>> start

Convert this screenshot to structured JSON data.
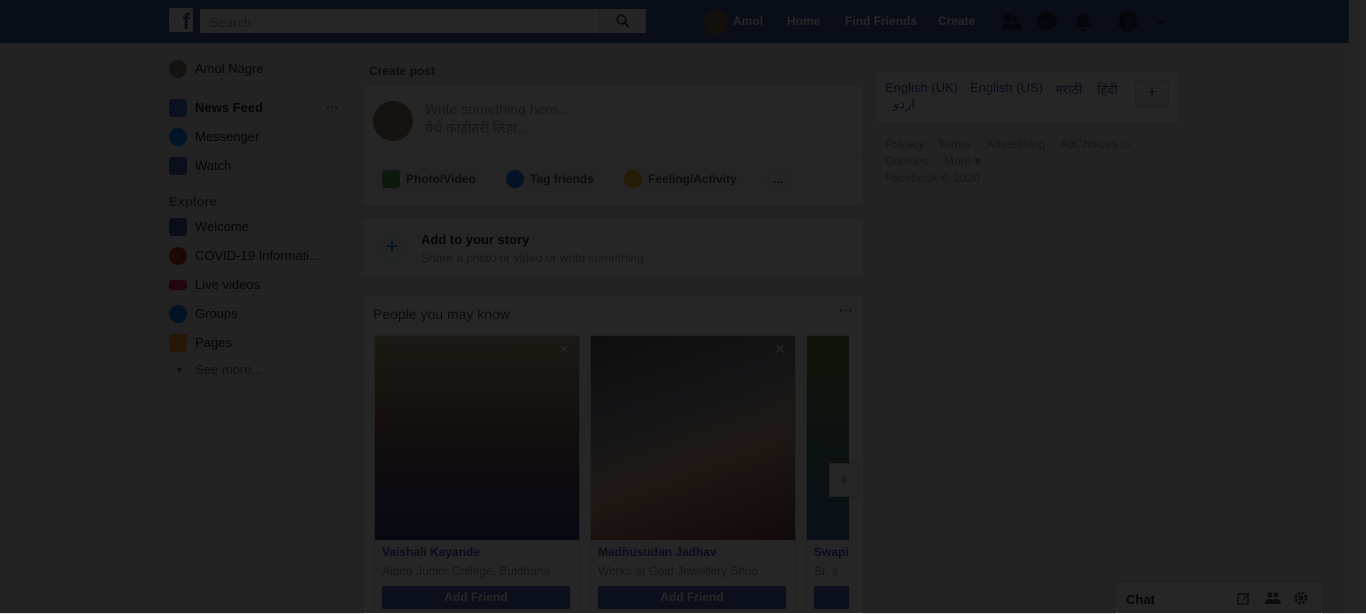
{
  "header": {
    "search_placeholder": "Search",
    "user_name": "Amol",
    "nav_home": "Home",
    "nav_find_friends": "Find Friends",
    "nav_create": "Create",
    "icons": [
      "friend-requests-icon",
      "messenger-icon",
      "notifications-icon",
      "help-icon",
      "account-menu-icon"
    ]
  },
  "sidebar": {
    "profile_name": "Amol Nagre",
    "items": [
      {
        "label": "News Feed",
        "icon": "news-feed-icon"
      },
      {
        "label": "Messenger",
        "icon": "messenger-icon"
      },
      {
        "label": "Watch",
        "icon": "watch-icon"
      }
    ],
    "explore_title": "Explore",
    "explore_items": [
      {
        "label": "Welcome",
        "icon": "welcome-icon"
      },
      {
        "label": "COVID-19 Informati...",
        "icon": "covid-info-icon"
      },
      {
        "label": "Live videos",
        "icon": "live-icon"
      },
      {
        "label": "Groups",
        "icon": "groups-icon"
      },
      {
        "label": "Pages",
        "icon": "pages-icon"
      }
    ],
    "see_more": "See more..."
  },
  "composer": {
    "title": "Create post",
    "placeholder_line1": "Write something here...",
    "placeholder_line2": "येथे काहीतरी लिहा...",
    "photo_video": "Photo/Video",
    "tag_friends": "Tag friends",
    "feeling": "Feeling/Activity",
    "more": "..."
  },
  "story": {
    "title": "Add to your story",
    "subtitle": "Share a photo or video or write something"
  },
  "pymk": {
    "title": "People you may know",
    "add_label": "Add Friend",
    "people": [
      {
        "name": "Vaishali Kayande",
        "sub": "Aided Junior College, Buldhana"
      },
      {
        "name": "Madhusudan Jadhav",
        "sub": "Works at Gold Jewellery Shop"
      },
      {
        "name": "Swapi",
        "sub": "Sr. s"
      }
    ]
  },
  "languages": {
    "items": [
      "English (UK)",
      "English (US)",
      "मराठी",
      "हिंदी",
      "اردو"
    ],
    "add": "+"
  },
  "footer": {
    "links": [
      "Privacy",
      "Terms",
      "Advertising",
      "AdChoices ▷",
      "Cookies",
      "More ▾"
    ],
    "copyright": "Facebook © 2020"
  },
  "chat": {
    "label": "Chat"
  }
}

>> end

* What to work on *
All the records above need to be given again word for word. Skip the pictures.

* Solution for this exercise *
Convert this screenshot to structured JSON data.
{
  "header": {
    "search_placeholder": "Search",
    "user_name": "Amol",
    "nav_home": "Home",
    "nav_find_friends": "Find Friends",
    "nav_create": "Create",
    "icons": [
      "friend-requests-icon",
      "messenger-icon",
      "notifications-icon",
      "help-icon",
      "account-menu-icon"
    ]
  },
  "sidebar": {
    "profile_name": "Amol Nagre",
    "items": [
      {
        "label": "News Feed",
        "icon": "news-feed-icon"
      },
      {
        "label": "Messenger",
        "icon": "messenger-icon"
      },
      {
        "label": "Watch",
        "icon": "watch-icon"
      }
    ],
    "explore_title": "Explore",
    "explore_items": [
      {
        "label": "Welcome",
        "icon": "welcome-icon"
      },
      {
        "label": "COVID-19 Informati...",
        "icon": "covid-info-icon"
      },
      {
        "label": "Live videos",
        "icon": "live-icon"
      },
      {
        "label": "Groups",
        "icon": "groups-icon"
      },
      {
        "label": "Pages",
        "icon": "pages-icon"
      }
    ],
    "see_more": "See more..."
  },
  "composer": {
    "title": "Create post",
    "placeholder_line1": "Write something here...",
    "placeholder_line2": "येथे काहीतरी लिहा...",
    "photo_video": "Photo/Video",
    "tag_friends": "Tag friends",
    "feeling": "Feeling/Activity",
    "more": "..."
  },
  "story": {
    "title": "Add to your story",
    "subtitle": "Share a photo or video or write something"
  },
  "pymk": {
    "title": "People you may know",
    "add_label": "Add Friend",
    "people": [
      {
        "name": "Vaishali Kayande",
        "sub": "Aided Junior College, Buldhana"
      },
      {
        "name": "Madhusudan Jadhav",
        "sub": "Works at Gold Jewellery Shop"
      },
      {
        "name": "Swapi",
        "sub": "Sr. s"
      }
    ]
  },
  "languages": {
    "items": [
      "English (UK)",
      "English (US)",
      "मराठी",
      "हिंदी",
      "اردو"
    ],
    "add": "+"
  },
  "footer": {
    "links": [
      "Privacy",
      "Terms",
      "Advertising",
      "AdChoices ▷",
      "Cookies",
      "More ▾"
    ],
    "copyright": "Facebook © 2020"
  },
  "chat": {
    "label": "Chat"
  }
}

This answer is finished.